- Exercise input -
^^^^^^^^^^^^^^^^
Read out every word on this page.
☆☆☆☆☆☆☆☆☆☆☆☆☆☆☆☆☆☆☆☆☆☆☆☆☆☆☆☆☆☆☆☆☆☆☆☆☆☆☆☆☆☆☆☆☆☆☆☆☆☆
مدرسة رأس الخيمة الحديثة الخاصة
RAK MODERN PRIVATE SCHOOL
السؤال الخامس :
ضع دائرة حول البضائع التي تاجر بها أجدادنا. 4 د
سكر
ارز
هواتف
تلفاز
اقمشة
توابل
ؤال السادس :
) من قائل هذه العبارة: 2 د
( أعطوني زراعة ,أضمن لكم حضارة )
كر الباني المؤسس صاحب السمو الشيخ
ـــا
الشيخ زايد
^^^^^^^^^^^^^^^^
- Exercise description -
The records above are to be copied in full, exactly as written.

- Task solution -
Read out every word on this page.
☆☆☆☆☆☆☆☆☆☆☆☆☆☆☆☆☆☆☆☆☆☆☆☆☆☆☆☆☆☆☆☆☆☆☆☆☆☆☆☆☆☆☆☆☆☆☆☆☆☆
مدرسة رأس الخيمة الحديثة الخاصة
RAK MODERN PRIVATE SCHOOL
السؤال الخامس :
ضع دائرة حول البضائع التي تاجر بها أجدادنا. 4 د
سكر
ارز
هواتف
تلفاز
اقمشة
توابل
ؤال السادس :
) من قائل هذه العبارة: 2 د
( أعطوني زراعة ,أضمن لكم حضارة )
كر الباني المؤسس صاحب السمو الشيخ
ـــا
الشيخ زايد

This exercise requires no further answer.